Start DATA LISTING

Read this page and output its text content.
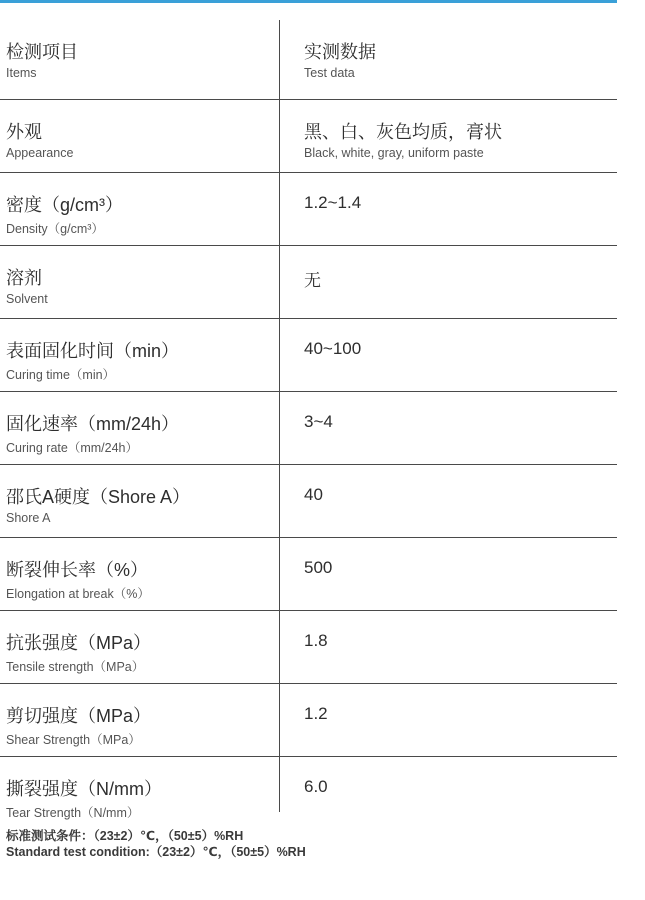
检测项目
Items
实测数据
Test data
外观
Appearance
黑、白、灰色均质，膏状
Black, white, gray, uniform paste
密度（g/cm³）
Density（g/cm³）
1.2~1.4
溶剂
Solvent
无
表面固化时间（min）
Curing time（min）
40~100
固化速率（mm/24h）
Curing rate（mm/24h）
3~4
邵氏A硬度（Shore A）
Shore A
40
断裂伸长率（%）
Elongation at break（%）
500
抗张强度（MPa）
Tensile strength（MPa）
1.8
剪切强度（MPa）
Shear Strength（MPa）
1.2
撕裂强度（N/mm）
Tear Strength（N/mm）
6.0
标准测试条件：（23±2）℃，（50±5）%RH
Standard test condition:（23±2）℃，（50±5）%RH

End DATA LISTING

> EXERCISE BRIEF
Quote all the lines above exactly as given. Do not include the pictures.

> SOLUTION
Read this page and output its text content.
检测项目
Items
实测数据
Test data
外观
Appearance
黑、白、灰色均质，膏状
Black, white, gray, uniform paste
密度（g/cm³）
Density（g/cm³）
1.2~1.4
溶剂
Solvent
无
表面固化时间（min）
Curing time（min）
40~100
固化速率（mm/24h）
Curing rate（mm/24h）
3~4
邵氏A硬度（Shore A）
Shore A
40
断裂伸长率（%）
Elongation at break（%）
500
抗张强度（MPa）
Tensile strength（MPa）
1.8
剪切强度（MPa）
Shear Strength（MPa）
1.2
撕裂强度（N/mm）
Tear Strength（N/mm）
6.0
标准测试条件：（23±2）℃，（50±5）%RH
Standard test condition:（23±2）℃，（50±5）%RH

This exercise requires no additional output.